-- START OF Records for the task --

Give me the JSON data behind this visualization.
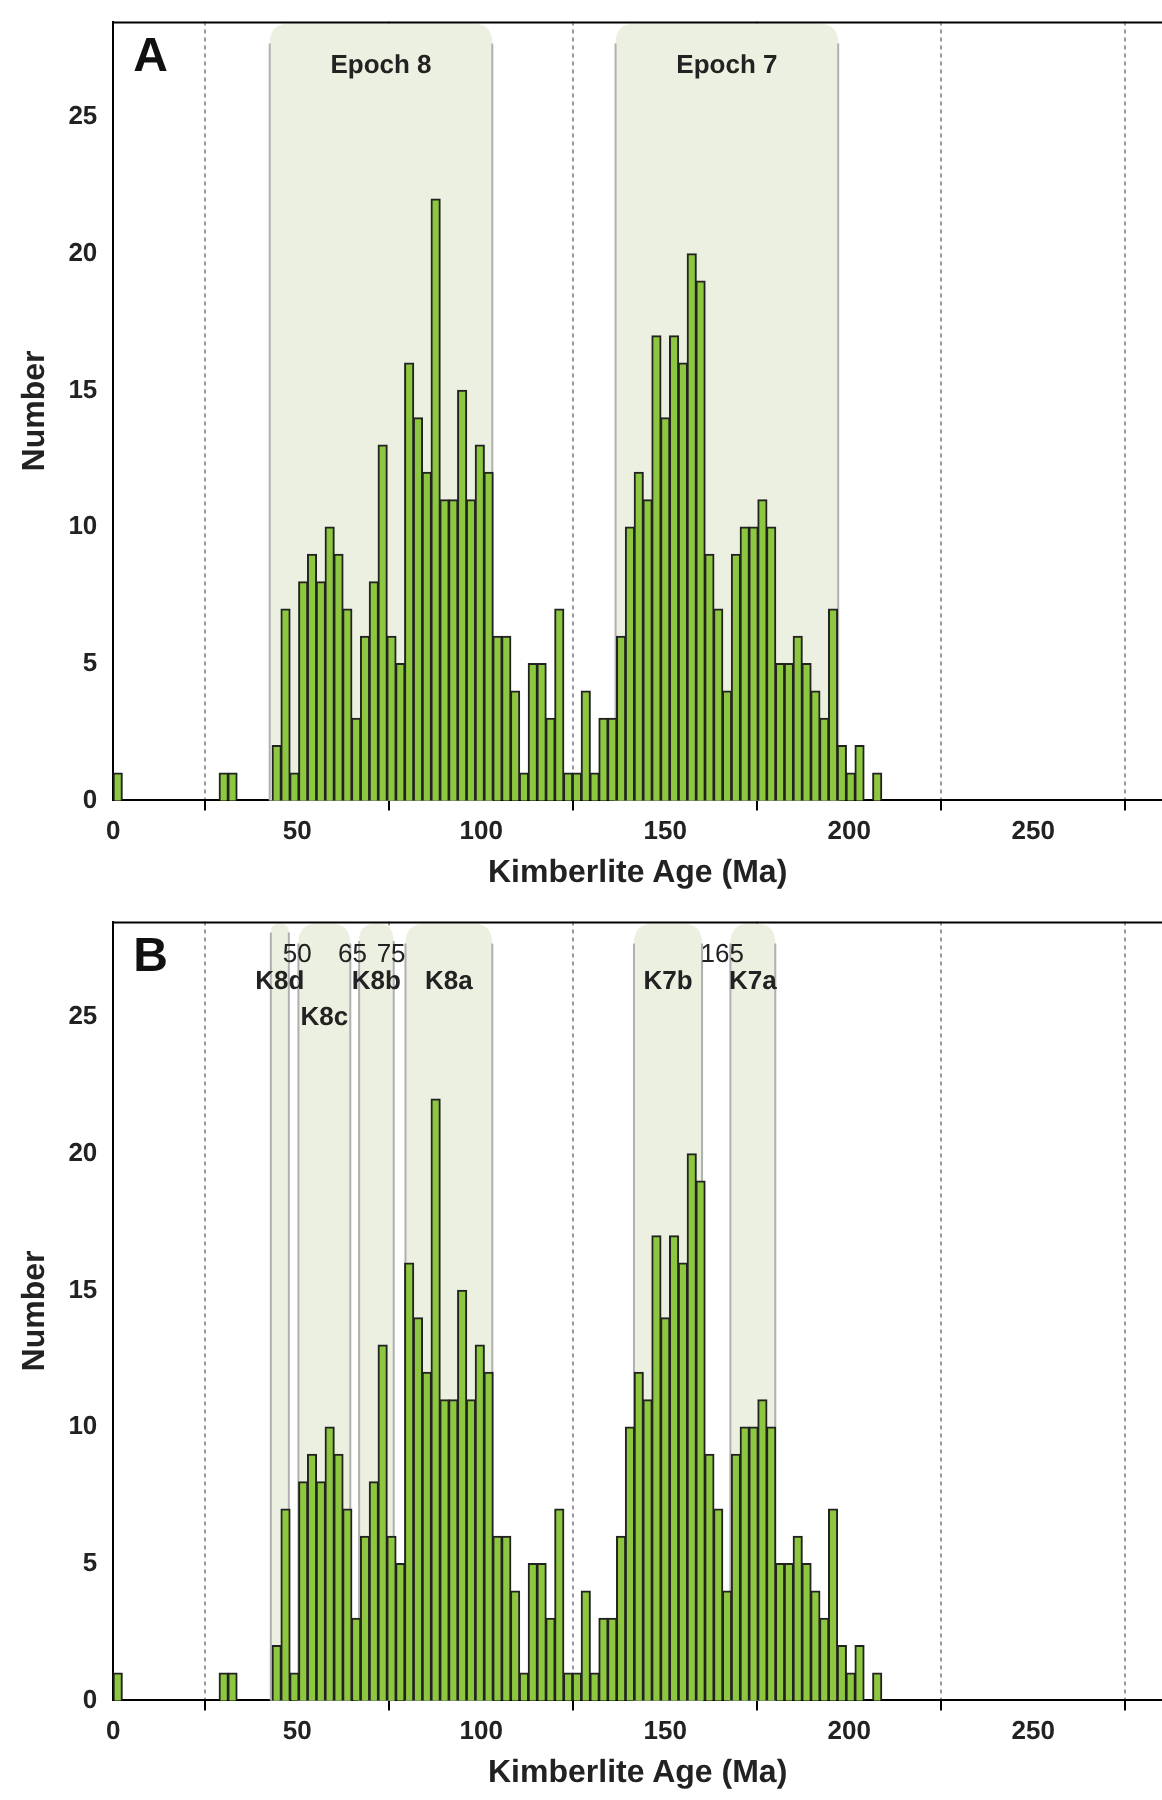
{
  "chart_data": [
    {
      "type": "histogram",
      "title": "A",
      "xlabel": "Kimberlite Age (Ma)",
      "ylabel": "Number",
      "color": "#8dc63f",
      "bins": [
        0,
        2.4,
        4.8,
        7.2,
        9.6,
        12,
        14.4,
        16.8,
        19.2,
        21.6,
        24,
        26.4,
        28.8,
        31.2,
        33.6,
        36,
        38.4,
        40.8,
        43.2,
        45.6,
        48,
        50.4,
        52.8,
        55.2,
        57.6,
        60,
        62.4,
        64.8,
        67.2,
        69.6,
        72,
        74.4,
        76.8,
        79.2,
        81.6,
        84,
        86.4,
        88.8,
        91.2,
        93.6,
        96,
        98.4,
        100.8,
        103.2,
        105.6,
        108,
        110.4,
        112.8,
        115.2,
        117.6,
        120,
        122.4,
        124.8,
        127.2,
        129.6,
        132,
        134.4,
        136.8,
        139.2,
        141.6,
        144,
        146.4,
        148.8,
        151.2,
        153.6,
        156,
        158.4,
        160.8,
        163.2,
        165.6,
        168,
        170.4,
        172.8,
        175.2,
        177.6,
        180,
        182.4,
        184.8,
        187.2,
        189.6,
        192,
        194.4,
        196.8,
        199.2,
        201.6,
        204,
        206.4,
        208.8
      ],
      "values": [
        1,
        0,
        0,
        0,
        0,
        0,
        0,
        0,
        0,
        0,
        0,
        0,
        1,
        1,
        0,
        0,
        0,
        0,
        2,
        7,
        1,
        8,
        9,
        8,
        10,
        9,
        7,
        3,
        6,
        8,
        13,
        6,
        5,
        16,
        14,
        12,
        22,
        11,
        11,
        15,
        11,
        13,
        12,
        6,
        6,
        4,
        1,
        5,
        5,
        3,
        7,
        1,
        1,
        4,
        1,
        3,
        3,
        6,
        10,
        12,
        11,
        17,
        14,
        17,
        16,
        20,
        19,
        9,
        7,
        4,
        9,
        10,
        10,
        11,
        10,
        5,
        5,
        6,
        5,
        4,
        3,
        7,
        2,
        1,
        2,
        0,
        1
      ],
      "xlim": [
        0,
        285
      ],
      "xticks": [
        0,
        50,
        100,
        150,
        200,
        250
      ],
      "ylim": [
        0,
        28.5
      ],
      "yticks": [
        0,
        5,
        10,
        15,
        20,
        25
      ],
      "grid": "x",
      "legend": false,
      "bands": [
        {
          "axis": "x",
          "from": 42.5,
          "to": 103,
          "label": "Epoch 8",
          "color": "#ebf0e0"
        },
        {
          "axis": "x",
          "from": 136.5,
          "to": 197,
          "label": "Epoch 7",
          "color": "#ebf0e0"
        }
      ]
    },
    {
      "type": "histogram",
      "title": "B",
      "xlabel": "Kimberlite Age (Ma)",
      "ylabel": "Number",
      "color": "#8dc63f",
      "bins": [
        0,
        2.4,
        4.8,
        7.2,
        9.6,
        12,
        14.4,
        16.8,
        19.2,
        21.6,
        24,
        26.4,
        28.8,
        31.2,
        33.6,
        36,
        38.4,
        40.8,
        43.2,
        45.6,
        48,
        50.4,
        52.8,
        55.2,
        57.6,
        60,
        62.4,
        64.8,
        67.2,
        69.6,
        72,
        74.4,
        76.8,
        79.2,
        81.6,
        84,
        86.4,
        88.8,
        91.2,
        93.6,
        96,
        98.4,
        100.8,
        103.2,
        105.6,
        108,
        110.4,
        112.8,
        115.2,
        117.6,
        120,
        122.4,
        124.8,
        127.2,
        129.6,
        132,
        134.4,
        136.8,
        139.2,
        141.6,
        144,
        146.4,
        148.8,
        151.2,
        153.6,
        156,
        158.4,
        160.8,
        163.2,
        165.6,
        168,
        170.4,
        172.8,
        175.2,
        177.6,
        180,
        182.4,
        184.8,
        187.2,
        189.6,
        192,
        194.4,
        196.8,
        199.2,
        201.6,
        204,
        206.4,
        208.8
      ],
      "values": [
        1,
        0,
        0,
        0,
        0,
        0,
        0,
        0,
        0,
        0,
        0,
        0,
        1,
        1,
        0,
        0,
        0,
        0,
        2,
        7,
        1,
        8,
        9,
        8,
        10,
        9,
        7,
        3,
        6,
        8,
        13,
        6,
        5,
        16,
        14,
        12,
        22,
        11,
        11,
        15,
        11,
        13,
        12,
        6,
        6,
        4,
        1,
        5,
        5,
        3,
        7,
        1,
        1,
        4,
        1,
        3,
        3,
        6,
        10,
        12,
        11,
        17,
        14,
        17,
        16,
        20,
        19,
        9,
        7,
        4,
        9,
        10,
        10,
        11,
        10,
        5,
        5,
        6,
        5,
        4,
        3,
        7,
        2,
        1,
        2,
        0,
        1
      ],
      "xlim": [
        0,
        285
      ],
      "xticks": [
        0,
        50,
        100,
        150,
        200,
        250
      ],
      "ylim": [
        0,
        28.5
      ],
      "yticks": [
        0,
        5,
        10,
        15,
        20,
        25
      ],
      "grid": "x",
      "legend": false,
      "bands": [
        {
          "axis": "x",
          "from": 42.8,
          "to": 47.7,
          "label": "K8d",
          "color": "#ebf0e0"
        },
        {
          "axis": "x",
          "from": 50.3,
          "to": 64.4,
          "label": "K8c",
          "color": "#ebf0e0"
        },
        {
          "axis": "x",
          "from": 66.8,
          "to": 76.2,
          "label": "K8b",
          "color": "#ebf0e0"
        },
        {
          "axis": "x",
          "from": 79.4,
          "to": 103,
          "label": "K8a",
          "color": "#ebf0e0"
        },
        {
          "axis": "x",
          "from": 141.5,
          "to": 160,
          "label": "K7b",
          "color": "#ebf0e0"
        },
        {
          "axis": "x",
          "from": 167.7,
          "to": 179.9,
          "label": "K7a",
          "color": "#ebf0e0"
        }
      ],
      "annotations": [
        {
          "text": "50",
          "x": 50,
          "y": 27.3
        },
        {
          "text": "65",
          "x": 65,
          "y": 27.3
        },
        {
          "text": "75",
          "x": 75.5,
          "y": 27.3
        },
        {
          "text": "165",
          "x": 165.5,
          "y": 27.3
        }
      ]
    }
  ]
}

-- END OF Records for the task --

- _Problem statement_:
Find every line above that contains the word "from", and return each one.

- _Result of the task_:
          "from": 42.5,
          "from": 136.5,
          "from": 42.8,
          "from": 50.3,
          "from": 66.8,
          "from": 79.4,
          "from": 141.5,
          "from": 167.7,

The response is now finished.